# START OF Data to use

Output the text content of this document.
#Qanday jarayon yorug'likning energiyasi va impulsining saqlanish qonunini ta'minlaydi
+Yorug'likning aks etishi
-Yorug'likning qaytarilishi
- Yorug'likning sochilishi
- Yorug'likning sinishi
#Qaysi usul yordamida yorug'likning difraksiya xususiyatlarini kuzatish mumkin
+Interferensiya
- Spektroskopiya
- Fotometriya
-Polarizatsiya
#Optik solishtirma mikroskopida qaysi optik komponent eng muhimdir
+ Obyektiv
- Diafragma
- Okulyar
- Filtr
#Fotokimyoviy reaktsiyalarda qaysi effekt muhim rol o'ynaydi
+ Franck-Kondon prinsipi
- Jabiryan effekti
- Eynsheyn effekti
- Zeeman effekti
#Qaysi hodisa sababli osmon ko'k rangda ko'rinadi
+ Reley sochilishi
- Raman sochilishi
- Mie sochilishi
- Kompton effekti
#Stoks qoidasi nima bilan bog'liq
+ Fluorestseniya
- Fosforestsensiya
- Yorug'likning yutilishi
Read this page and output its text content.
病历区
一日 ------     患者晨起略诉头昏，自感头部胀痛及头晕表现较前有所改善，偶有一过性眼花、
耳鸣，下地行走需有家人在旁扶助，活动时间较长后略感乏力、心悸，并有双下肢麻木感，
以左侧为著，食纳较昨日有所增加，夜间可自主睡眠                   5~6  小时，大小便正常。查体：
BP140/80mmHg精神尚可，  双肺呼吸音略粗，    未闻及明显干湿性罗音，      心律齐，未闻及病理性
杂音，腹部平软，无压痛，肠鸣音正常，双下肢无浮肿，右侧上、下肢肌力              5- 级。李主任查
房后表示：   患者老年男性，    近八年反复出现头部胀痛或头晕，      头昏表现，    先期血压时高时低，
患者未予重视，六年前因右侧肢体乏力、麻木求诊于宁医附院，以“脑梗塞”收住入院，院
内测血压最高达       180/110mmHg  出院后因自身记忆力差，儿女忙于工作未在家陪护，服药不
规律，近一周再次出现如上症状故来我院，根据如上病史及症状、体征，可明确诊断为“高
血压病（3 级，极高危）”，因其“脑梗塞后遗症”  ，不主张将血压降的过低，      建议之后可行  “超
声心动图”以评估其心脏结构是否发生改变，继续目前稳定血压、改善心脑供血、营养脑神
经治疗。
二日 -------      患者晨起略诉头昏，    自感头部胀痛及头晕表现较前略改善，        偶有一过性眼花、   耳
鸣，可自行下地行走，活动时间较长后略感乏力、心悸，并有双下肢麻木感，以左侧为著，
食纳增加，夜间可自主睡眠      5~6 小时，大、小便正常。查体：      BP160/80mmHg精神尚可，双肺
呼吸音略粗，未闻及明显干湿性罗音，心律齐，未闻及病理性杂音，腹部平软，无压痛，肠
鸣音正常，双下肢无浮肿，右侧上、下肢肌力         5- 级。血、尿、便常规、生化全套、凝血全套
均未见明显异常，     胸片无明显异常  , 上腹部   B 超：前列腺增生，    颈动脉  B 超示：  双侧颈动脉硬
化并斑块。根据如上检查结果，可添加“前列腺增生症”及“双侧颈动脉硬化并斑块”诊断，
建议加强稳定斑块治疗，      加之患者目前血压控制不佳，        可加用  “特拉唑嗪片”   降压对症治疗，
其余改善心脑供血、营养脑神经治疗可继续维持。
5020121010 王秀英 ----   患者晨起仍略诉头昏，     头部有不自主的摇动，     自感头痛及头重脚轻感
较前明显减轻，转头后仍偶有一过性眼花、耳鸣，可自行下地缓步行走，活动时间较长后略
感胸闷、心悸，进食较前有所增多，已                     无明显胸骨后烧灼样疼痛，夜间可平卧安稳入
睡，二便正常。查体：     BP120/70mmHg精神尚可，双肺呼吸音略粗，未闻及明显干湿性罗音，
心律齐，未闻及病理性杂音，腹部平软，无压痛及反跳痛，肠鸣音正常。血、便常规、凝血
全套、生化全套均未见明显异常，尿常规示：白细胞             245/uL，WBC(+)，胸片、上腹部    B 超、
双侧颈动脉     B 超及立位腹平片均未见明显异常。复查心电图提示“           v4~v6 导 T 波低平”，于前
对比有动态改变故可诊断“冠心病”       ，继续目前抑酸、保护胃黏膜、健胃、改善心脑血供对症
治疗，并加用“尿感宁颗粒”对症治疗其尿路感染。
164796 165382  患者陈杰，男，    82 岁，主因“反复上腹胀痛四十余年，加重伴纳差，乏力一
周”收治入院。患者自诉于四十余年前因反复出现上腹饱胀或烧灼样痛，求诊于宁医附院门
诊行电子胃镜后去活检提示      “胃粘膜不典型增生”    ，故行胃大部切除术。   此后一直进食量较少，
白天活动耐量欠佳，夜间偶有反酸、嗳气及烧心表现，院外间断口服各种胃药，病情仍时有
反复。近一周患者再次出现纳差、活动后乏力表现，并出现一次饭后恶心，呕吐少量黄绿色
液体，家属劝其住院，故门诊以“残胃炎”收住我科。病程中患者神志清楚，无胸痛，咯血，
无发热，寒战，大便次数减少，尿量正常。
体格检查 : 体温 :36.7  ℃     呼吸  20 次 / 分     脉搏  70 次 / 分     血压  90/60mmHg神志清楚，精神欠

# END OF Data to use

● Exercise:
Transcribe all of the entries without altering anything.

● Written response:
Output the text content of this document.
#Qanday jarayon yorug'likning energiyasi va impulsining saqlanish qonunini ta'minlaydi
+Yorug'likning aks etishi
-Yorug'likning qaytarilishi
- Yorug'likning sochilishi
- Yorug'likning sinishi
#Qaysi usul yordamida yorug'likning difraksiya xususiyatlarini kuzatish mumkin
+Interferensiya
- Spektroskopiya
- Fotometriya
-Polarizatsiya
#Optik solishtirma mikroskopida qaysi optik komponent eng muhimdir
+ Obyektiv
- Diafragma
- Okulyar
- Filtr
#Fotokimyoviy reaktsiyalarda qaysi effekt muhim rol o'ynaydi
+ Franck-Kondon prinsipi
- Jabiryan effekti
- Eynsheyn effekti
- Zeeman effekti
#Qaysi hodisa sababli osmon ko'k rangda ko'rinadi
+ Reley sochilishi
- Raman sochilishi
- Mie sochilishi
- Kompton effekti
#Stoks qoidasi nima bilan bog'liq
+ Fluorestseniya
- Fosforestsensiya
- Yorug'likning yutilishi
Read this page and output its text content.
病历区
一日 ------     患者晨起略诉头昏，自感头部胀痛及头晕表现较前有所改善，偶有一过性眼花、
耳鸣，下地行走需有家人在旁扶助，活动时间较长后略感乏力、心悸，并有双下肢麻木感，
以左侧为著，食纳较昨日有所增加，夜间可自主睡眠                   5~6  小时，大小便正常。查体：
BP140/80mmHg精神尚可，  双肺呼吸音略粗，    未闻及明显干湿性罗音，      心律齐，未闻及病理性
杂音，腹部平软，无压痛，肠鸣音正常，双下肢无浮肿，右侧上、下肢肌力              5- 级。李主任查
房后表示：   患者老年男性，    近八年反复出现头部胀痛或头晕，      头昏表现，    先期血压时高时低，
患者未予重视，六年前因右侧肢体乏力、麻木求诊于宁医附院，以“脑梗塞”收住入院，院
内测血压最高达       180/110mmHg  出院后因自身记忆力差，儿女忙于工作未在家陪护，服药不
规律，近一周再次出现如上症状故来我院，根据如上病史及症状、体征，可明确诊断为“高
血压病（3 级，极高危）”，因其“脑梗塞后遗症”  ，不主张将血压降的过低，      建议之后可行  “超
声心动图”以评估其心脏结构是否发生改变，继续目前稳定血压、改善心脑供血、营养脑神
经治疗。
二日 -------      患者晨起略诉头昏，    自感头部胀痛及头晕表现较前略改善，        偶有一过性眼花、   耳
鸣，可自行下地行走，活动时间较长后略感乏力、心悸，并有双下肢麻木感，以左侧为著，
食纳增加，夜间可自主睡眠      5~6 小时，大、小便正常。查体：      BP160/80mmHg精神尚可，双肺
呼吸音略粗，未闻及明显干湿性罗音，心律齐，未闻及病理性杂音，腹部平软，无压痛，肠
鸣音正常，双下肢无浮肿，右侧上、下肢肌力         5- 级。血、尿、便常规、生化全套、凝血全套
均未见明显异常，     胸片无明显异常  , 上腹部   B 超：前列腺增生，    颈动脉  B 超示：  双侧颈动脉硬
化并斑块。根据如上检查结果，可添加“前列腺增生症”及“双侧颈动脉硬化并斑块”诊断，
建议加强稳定斑块治疗，      加之患者目前血压控制不佳，        可加用  “特拉唑嗪片”   降压对症治疗，
其余改善心脑供血、营养脑神经治疗可继续维持。
5020121010 王秀英 ----   患者晨起仍略诉头昏，     头部有不自主的摇动，     自感头痛及头重脚轻感
较前明显减轻，转头后仍偶有一过性眼花、耳鸣，可自行下地缓步行走，活动时间较长后略
感胸闷、心悸，进食较前有所增多，已                     无明显胸骨后烧灼样疼痛，夜间可平卧安稳入
睡，二便正常。查体：     BP120/70mmHg精神尚可，双肺呼吸音略粗，未闻及明显干湿性罗音，
心律齐，未闻及病理性杂音，腹部平软，无压痛及反跳痛，肠鸣音正常。血、便常规、凝血
全套、生化全套均未见明显异常，尿常规示：白细胞             245/uL，WBC(+)，胸片、上腹部    B 超、
双侧颈动脉     B 超及立位腹平片均未见明显异常。复查心电图提示“           v4~v6 导 T 波低平”，于前
对比有动态改变故可诊断“冠心病”       ，继续目前抑酸、保护胃黏膜、健胃、改善心脑血供对症
治疗，并加用“尿感宁颗粒”对症治疗其尿路感染。
164796 165382  患者陈杰，男，    82 岁，主因“反复上腹胀痛四十余年，加重伴纳差，乏力一
周”收治入院。患者自诉于四十余年前因反复出现上腹饱胀或烧灼样痛，求诊于宁医附院门
诊行电子胃镜后去活检提示      “胃粘膜不典型增生”    ，故行胃大部切除术。   此后一直进食量较少，
白天活动耐量欠佳，夜间偶有反酸、嗳气及烧心表现，院外间断口服各种胃药，病情仍时有
反复。近一周患者再次出现纳差、活动后乏力表现，并出现一次饭后恶心，呕吐少量黄绿色
液体，家属劝其住院，故门诊以“残胃炎”收住我科。病程中患者神志清楚，无胸痛，咯血，
无发热，寒战，大便次数减少，尿量正常。
体格检查 : 体温 :36.7  ℃     呼吸  20 次 / 分     脉搏  70 次 / 分     血压  90/60mmHg神志清楚，精神欠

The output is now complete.